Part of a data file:
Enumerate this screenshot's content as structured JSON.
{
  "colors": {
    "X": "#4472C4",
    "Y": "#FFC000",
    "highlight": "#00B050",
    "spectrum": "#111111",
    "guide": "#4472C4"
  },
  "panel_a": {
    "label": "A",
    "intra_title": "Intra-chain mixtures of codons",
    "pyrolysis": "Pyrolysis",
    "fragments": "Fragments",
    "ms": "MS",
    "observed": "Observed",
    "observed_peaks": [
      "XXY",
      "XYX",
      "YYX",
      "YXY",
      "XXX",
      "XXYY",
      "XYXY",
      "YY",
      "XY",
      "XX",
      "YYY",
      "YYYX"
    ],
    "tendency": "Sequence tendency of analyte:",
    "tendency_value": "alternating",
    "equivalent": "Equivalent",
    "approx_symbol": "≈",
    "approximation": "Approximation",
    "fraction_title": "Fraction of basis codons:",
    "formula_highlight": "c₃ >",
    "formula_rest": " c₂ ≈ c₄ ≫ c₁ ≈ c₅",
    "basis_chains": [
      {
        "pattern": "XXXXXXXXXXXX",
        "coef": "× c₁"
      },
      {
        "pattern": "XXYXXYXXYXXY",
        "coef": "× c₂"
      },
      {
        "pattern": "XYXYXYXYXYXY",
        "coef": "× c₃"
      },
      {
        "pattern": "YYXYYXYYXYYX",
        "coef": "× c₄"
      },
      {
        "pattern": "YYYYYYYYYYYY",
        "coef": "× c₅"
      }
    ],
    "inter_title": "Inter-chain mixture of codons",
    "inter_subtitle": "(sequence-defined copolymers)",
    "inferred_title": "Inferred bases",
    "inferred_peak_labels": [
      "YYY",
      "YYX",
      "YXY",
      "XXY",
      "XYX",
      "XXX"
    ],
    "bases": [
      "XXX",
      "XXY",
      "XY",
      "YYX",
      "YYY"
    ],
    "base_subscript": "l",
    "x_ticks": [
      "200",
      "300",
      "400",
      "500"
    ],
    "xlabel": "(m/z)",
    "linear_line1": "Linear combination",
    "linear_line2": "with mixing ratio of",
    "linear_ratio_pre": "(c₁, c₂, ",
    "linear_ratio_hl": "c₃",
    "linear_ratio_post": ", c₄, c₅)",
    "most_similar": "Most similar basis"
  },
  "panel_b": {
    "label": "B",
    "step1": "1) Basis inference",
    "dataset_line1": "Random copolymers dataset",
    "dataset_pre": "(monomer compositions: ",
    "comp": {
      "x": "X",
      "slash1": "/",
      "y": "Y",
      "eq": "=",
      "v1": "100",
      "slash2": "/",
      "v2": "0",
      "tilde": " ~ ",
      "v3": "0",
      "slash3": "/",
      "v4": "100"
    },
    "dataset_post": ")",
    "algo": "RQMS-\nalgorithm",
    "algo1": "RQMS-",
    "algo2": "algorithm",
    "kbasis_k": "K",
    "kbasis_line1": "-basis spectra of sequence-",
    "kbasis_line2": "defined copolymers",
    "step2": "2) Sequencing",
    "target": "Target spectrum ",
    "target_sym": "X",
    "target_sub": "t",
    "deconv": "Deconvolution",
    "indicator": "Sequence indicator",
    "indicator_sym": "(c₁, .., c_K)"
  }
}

- **Given instruction**
Exact copies of all the records are required.

- **Solved exercise**
Enumerate this screenshot's content as structured JSON.
{
  "colors": {
    "X": "#4472C4",
    "Y": "#FFC000",
    "highlight": "#00B050",
    "spectrum": "#111111",
    "guide": "#4472C4"
  },
  "panel_a": {
    "label": "A",
    "intra_title": "Intra-chain mixtures of codons",
    "pyrolysis": "Pyrolysis",
    "fragments": "Fragments",
    "ms": "MS",
    "observed": "Observed",
    "observed_peaks": [
      "XXY",
      "XYX",
      "YYX",
      "YXY",
      "XXX",
      "XXYY",
      "XYXY",
      "YY",
      "XY",
      "XX",
      "YYY",
      "YYYX"
    ],
    "tendency": "Sequence tendency of analyte:",
    "tendency_value": "alternating",
    "equivalent": "Equivalent",
    "approx_symbol": "≈",
    "approximation": "Approximation",
    "fraction_title": "Fraction of basis codons:",
    "formula_highlight": "c₃ >",
    "formula_rest": " c₂ ≈ c₄ ≫ c₁ ≈ c₅",
    "basis_chains": [
      {
        "pattern": "XXXXXXXXXXXX",
        "coef": "× c₁"
      },
      {
        "pattern": "XXYXXYXXYXXY",
        "coef": "× c₂"
      },
      {
        "pattern": "XYXYXYXYXYXY",
        "coef": "× c₃"
      },
      {
        "pattern": "YYXYYXYYXYYX",
        "coef": "× c₄"
      },
      {
        "pattern": "YYYYYYYYYYYY",
        "coef": "× c₅"
      }
    ],
    "inter_title": "Inter-chain mixture of codons",
    "inter_subtitle": "(sequence-defined copolymers)",
    "inferred_title": "Inferred bases",
    "inferred_peak_labels": [
      "YYY",
      "YYX",
      "YXY",
      "XXY",
      "XYX",
      "XXX"
    ],
    "bases": [
      "XXX",
      "XXY",
      "XY",
      "YYX",
      "YYY"
    ],
    "base_subscript": "l",
    "x_ticks": [
      "200",
      "300",
      "400",
      "500"
    ],
    "xlabel": "(m/z)",
    "linear_line1": "Linear combination",
    "linear_line2": "with mixing ratio of",
    "linear_ratio_pre": "(c₁, c₂, ",
    "linear_ratio_hl": "c₃",
    "linear_ratio_post": ", c₄, c₅)",
    "most_similar": "Most similar basis"
  },
  "panel_b": {
    "label": "B",
    "step1": "1) Basis inference",
    "dataset_line1": "Random copolymers dataset",
    "dataset_pre": "(monomer compositions: ",
    "comp": {
      "x": "X",
      "slash1": "/",
      "y": "Y",
      "eq": "=",
      "v1": "100",
      "slash2": "/",
      "v2": "0",
      "tilde": " ~ ",
      "v3": "0",
      "slash3": "/",
      "v4": "100"
    },
    "dataset_post": ")",
    "algo": "RQMS-\nalgorithm",
    "algo1": "RQMS-",
    "algo2": "algorithm",
    "kbasis_k": "K",
    "kbasis_line1": "-basis spectra of sequence-",
    "kbasis_line2": "defined copolymers",
    "step2": "2) Sequencing",
    "target": "Target spectrum ",
    "target_sym": "X",
    "target_sub": "t",
    "deconv": "Deconvolution",
    "indicator": "Sequence indicator",
    "indicator_sym": "(c₁, .., c_K)"
  }
}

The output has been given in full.